--- Directions for this task ---
Repeat each record below exactly as given.

--- The data ---
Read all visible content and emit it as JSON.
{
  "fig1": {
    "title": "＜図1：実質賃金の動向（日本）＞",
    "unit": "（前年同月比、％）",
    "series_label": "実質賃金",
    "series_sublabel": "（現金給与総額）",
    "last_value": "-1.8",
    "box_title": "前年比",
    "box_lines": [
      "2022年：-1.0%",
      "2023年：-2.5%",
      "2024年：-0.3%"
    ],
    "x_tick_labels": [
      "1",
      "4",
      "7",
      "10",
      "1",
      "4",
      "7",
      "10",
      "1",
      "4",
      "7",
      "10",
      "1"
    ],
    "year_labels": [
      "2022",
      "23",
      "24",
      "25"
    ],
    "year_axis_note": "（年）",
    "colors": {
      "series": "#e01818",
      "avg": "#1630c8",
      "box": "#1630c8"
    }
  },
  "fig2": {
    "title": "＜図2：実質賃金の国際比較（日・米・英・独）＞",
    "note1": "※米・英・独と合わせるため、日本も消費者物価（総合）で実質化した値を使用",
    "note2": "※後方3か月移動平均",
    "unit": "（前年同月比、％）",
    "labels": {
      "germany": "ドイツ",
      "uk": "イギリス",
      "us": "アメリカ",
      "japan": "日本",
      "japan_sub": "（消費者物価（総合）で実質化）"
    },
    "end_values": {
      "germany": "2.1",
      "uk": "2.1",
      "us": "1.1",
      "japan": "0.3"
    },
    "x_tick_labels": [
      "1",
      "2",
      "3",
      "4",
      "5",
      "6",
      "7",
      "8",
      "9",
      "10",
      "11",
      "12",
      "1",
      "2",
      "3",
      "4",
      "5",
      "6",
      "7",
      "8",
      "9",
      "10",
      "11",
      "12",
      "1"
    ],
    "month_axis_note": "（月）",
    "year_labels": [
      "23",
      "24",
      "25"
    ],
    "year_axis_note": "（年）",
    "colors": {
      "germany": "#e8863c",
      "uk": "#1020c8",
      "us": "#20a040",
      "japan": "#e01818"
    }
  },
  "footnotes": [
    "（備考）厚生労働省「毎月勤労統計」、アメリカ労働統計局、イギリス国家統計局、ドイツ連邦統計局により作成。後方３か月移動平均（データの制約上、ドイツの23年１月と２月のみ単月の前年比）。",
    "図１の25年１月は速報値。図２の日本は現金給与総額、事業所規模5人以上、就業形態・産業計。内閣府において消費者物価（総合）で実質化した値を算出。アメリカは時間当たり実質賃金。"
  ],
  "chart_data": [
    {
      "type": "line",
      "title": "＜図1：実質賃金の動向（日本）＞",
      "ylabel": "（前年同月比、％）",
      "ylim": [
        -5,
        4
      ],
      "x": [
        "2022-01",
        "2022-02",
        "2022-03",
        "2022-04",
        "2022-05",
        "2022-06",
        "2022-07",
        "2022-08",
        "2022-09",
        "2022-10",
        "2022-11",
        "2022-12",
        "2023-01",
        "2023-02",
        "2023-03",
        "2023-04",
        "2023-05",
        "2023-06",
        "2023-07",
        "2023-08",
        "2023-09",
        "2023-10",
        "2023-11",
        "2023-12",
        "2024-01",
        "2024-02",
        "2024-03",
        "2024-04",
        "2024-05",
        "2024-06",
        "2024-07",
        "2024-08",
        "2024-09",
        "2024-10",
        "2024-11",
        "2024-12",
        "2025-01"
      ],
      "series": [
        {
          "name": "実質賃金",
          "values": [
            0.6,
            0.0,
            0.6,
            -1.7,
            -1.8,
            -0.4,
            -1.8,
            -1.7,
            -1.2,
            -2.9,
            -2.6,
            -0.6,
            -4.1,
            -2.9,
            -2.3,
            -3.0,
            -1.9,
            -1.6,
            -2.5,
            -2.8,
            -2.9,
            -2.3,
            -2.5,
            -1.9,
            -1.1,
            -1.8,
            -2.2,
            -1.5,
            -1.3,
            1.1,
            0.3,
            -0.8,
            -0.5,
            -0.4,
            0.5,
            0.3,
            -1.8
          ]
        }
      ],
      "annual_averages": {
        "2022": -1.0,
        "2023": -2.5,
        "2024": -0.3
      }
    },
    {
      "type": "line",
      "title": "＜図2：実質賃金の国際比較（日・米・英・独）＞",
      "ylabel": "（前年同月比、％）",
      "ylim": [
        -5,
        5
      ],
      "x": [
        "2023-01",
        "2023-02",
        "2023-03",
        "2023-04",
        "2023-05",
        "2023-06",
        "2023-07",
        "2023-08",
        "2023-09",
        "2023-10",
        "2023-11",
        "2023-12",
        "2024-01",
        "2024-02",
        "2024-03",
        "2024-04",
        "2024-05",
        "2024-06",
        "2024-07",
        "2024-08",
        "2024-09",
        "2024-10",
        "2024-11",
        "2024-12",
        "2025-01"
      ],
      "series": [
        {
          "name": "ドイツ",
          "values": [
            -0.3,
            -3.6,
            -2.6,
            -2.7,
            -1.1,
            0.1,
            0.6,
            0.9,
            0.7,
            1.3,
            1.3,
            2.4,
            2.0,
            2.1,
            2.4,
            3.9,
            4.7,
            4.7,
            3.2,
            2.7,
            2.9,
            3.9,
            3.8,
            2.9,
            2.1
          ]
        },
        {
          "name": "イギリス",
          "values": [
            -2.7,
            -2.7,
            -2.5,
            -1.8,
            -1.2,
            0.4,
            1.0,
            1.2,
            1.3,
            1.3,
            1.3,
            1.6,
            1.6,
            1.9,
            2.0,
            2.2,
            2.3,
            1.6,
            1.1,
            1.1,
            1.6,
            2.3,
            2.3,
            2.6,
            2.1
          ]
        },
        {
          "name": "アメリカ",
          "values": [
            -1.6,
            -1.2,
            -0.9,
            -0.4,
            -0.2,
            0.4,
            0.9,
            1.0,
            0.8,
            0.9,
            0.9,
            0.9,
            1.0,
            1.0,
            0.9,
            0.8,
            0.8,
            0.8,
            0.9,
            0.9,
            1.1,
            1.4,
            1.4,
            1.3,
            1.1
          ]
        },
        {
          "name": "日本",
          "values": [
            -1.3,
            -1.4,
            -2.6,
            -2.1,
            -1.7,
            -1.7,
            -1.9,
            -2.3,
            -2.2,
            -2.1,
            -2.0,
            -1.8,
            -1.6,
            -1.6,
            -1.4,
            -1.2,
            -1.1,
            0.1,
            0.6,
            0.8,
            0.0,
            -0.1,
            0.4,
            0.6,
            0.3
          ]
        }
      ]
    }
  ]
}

--- Response below ---
Read all visible content and emit it as JSON.
{
  "fig1": {
    "title": "＜図1：実質賃金の動向（日本）＞",
    "unit": "（前年同月比、％）",
    "series_label": "実質賃金",
    "series_sublabel": "（現金給与総額）",
    "last_value": "-1.8",
    "box_title": "前年比",
    "box_lines": [
      "2022年：-1.0%",
      "2023年：-2.5%",
      "2024年：-0.3%"
    ],
    "x_tick_labels": [
      "1",
      "4",
      "7",
      "10",
      "1",
      "4",
      "7",
      "10",
      "1",
      "4",
      "7",
      "10",
      "1"
    ],
    "year_labels": [
      "2022",
      "23",
      "24",
      "25"
    ],
    "year_axis_note": "（年）",
    "colors": {
      "series": "#e01818",
      "avg": "#1630c8",
      "box": "#1630c8"
    }
  },
  "fig2": {
    "title": "＜図2：実質賃金の国際比較（日・米・英・独）＞",
    "note1": "※米・英・独と合わせるため、日本も消費者物価（総合）で実質化した値を使用",
    "note2": "※後方3か月移動平均",
    "unit": "（前年同月比、％）",
    "labels": {
      "germany": "ドイツ",
      "uk": "イギリス",
      "us": "アメリカ",
      "japan": "日本",
      "japan_sub": "（消費者物価（総合）で実質化）"
    },
    "end_values": {
      "germany": "2.1",
      "uk": "2.1",
      "us": "1.1",
      "japan": "0.3"
    },
    "x_tick_labels": [
      "1",
      "2",
      "3",
      "4",
      "5",
      "6",
      "7",
      "8",
      "9",
      "10",
      "11",
      "12",
      "1",
      "2",
      "3",
      "4",
      "5",
      "6",
      "7",
      "8",
      "9",
      "10",
      "11",
      "12",
      "1"
    ],
    "month_axis_note": "（月）",
    "year_labels": [
      "23",
      "24",
      "25"
    ],
    "year_axis_note": "（年）",
    "colors": {
      "germany": "#e8863c",
      "uk": "#1020c8",
      "us": "#20a040",
      "japan": "#e01818"
    }
  },
  "footnotes": [
    "（備考）厚生労働省「毎月勤労統計」、アメリカ労働統計局、イギリス国家統計局、ドイツ連邦統計局により作成。後方３か月移動平均（データの制約上、ドイツの23年１月と２月のみ単月の前年比）。",
    "図１の25年１月は速報値。図２の日本は現金給与総額、事業所規模5人以上、就業形態・産業計。内閣府において消費者物価（総合）で実質化した値を算出。アメリカは時間当たり実質賃金。"
  ],
  "chart_data": [
    {
      "type": "line",
      "title": "＜図1：実質賃金の動向（日本）＞",
      "ylabel": "（前年同月比、％）",
      "ylim": [
        -5,
        4
      ],
      "x": [
        "2022-01",
        "2022-02",
        "2022-03",
        "2022-04",
        "2022-05",
        "2022-06",
        "2022-07",
        "2022-08",
        "2022-09",
        "2022-10",
        "2022-11",
        "2022-12",
        "2023-01",
        "2023-02",
        "2023-03",
        "2023-04",
        "2023-05",
        "2023-06",
        "2023-07",
        "2023-08",
        "2023-09",
        "2023-10",
        "2023-11",
        "2023-12",
        "2024-01",
        "2024-02",
        "2024-03",
        "2024-04",
        "2024-05",
        "2024-06",
        "2024-07",
        "2024-08",
        "2024-09",
        "2024-10",
        "2024-11",
        "2024-12",
        "2025-01"
      ],
      "series": [
        {
          "name": "実質賃金",
          "values": [
            0.6,
            0.0,
            0.6,
            -1.7,
            -1.8,
            -0.4,
            -1.8,
            -1.7,
            -1.2,
            -2.9,
            -2.6,
            -0.6,
            -4.1,
            -2.9,
            -2.3,
            -3.0,
            -1.9,
            -1.6,
            -2.5,
            -2.8,
            -2.9,
            -2.3,
            -2.5,
            -1.9,
            -1.1,
            -1.8,
            -2.2,
            -1.5,
            -1.3,
            1.1,
            0.3,
            -0.8,
            -0.5,
            -0.4,
            0.5,
            0.3,
            -1.8
          ]
        }
      ],
      "annual_averages": {
        "2022": -1.0,
        "2023": -2.5,
        "2024": -0.3
      }
    },
    {
      "type": "line",
      "title": "＜図2：実質賃金の国際比較（日・米・英・独）＞",
      "ylabel": "（前年同月比、％）",
      "ylim": [
        -5,
        5
      ],
      "x": [
        "2023-01",
        "2023-02",
        "2023-03",
        "2023-04",
        "2023-05",
        "2023-06",
        "2023-07",
        "2023-08",
        "2023-09",
        "2023-10",
        "2023-11",
        "2023-12",
        "2024-01",
        "2024-02",
        "2024-03",
        "2024-04",
        "2024-05",
        "2024-06",
        "2024-07",
        "2024-08",
        "2024-09",
        "2024-10",
        "2024-11",
        "2024-12",
        "2025-01"
      ],
      "series": [
        {
          "name": "ドイツ",
          "values": [
            -0.3,
            -3.6,
            -2.6,
            -2.7,
            -1.1,
            0.1,
            0.6,
            0.9,
            0.7,
            1.3,
            1.3,
            2.4,
            2.0,
            2.1,
            2.4,
            3.9,
            4.7,
            4.7,
            3.2,
            2.7,
            2.9,
            3.9,
            3.8,
            2.9,
            2.1
          ]
        },
        {
          "name": "イギリス",
          "values": [
            -2.7,
            -2.7,
            -2.5,
            -1.8,
            -1.2,
            0.4,
            1.0,
            1.2,
            1.3,
            1.3,
            1.3,
            1.6,
            1.6,
            1.9,
            2.0,
            2.2,
            2.3,
            1.6,
            1.1,
            1.1,
            1.6,
            2.3,
            2.3,
            2.6,
            2.1
          ]
        },
        {
          "name": "アメリカ",
          "values": [
            -1.6,
            -1.2,
            -0.9,
            -0.4,
            -0.2,
            0.4,
            0.9,
            1.0,
            0.8,
            0.9,
            0.9,
            0.9,
            1.0,
            1.0,
            0.9,
            0.8,
            0.8,
            0.8,
            0.9,
            0.9,
            1.1,
            1.4,
            1.4,
            1.3,
            1.1
          ]
        },
        {
          "name": "日本",
          "values": [
            -1.3,
            -1.4,
            -2.6,
            -2.1,
            -1.7,
            -1.7,
            -1.9,
            -2.3,
            -2.2,
            -2.1,
            -2.0,
            -1.8,
            -1.6,
            -1.6,
            -1.4,
            -1.2,
            -1.1,
            0.1,
            0.6,
            0.8,
            0.0,
            -0.1,
            0.4,
            0.6,
            0.3
          ]
        }
      ]
    }
  ]
}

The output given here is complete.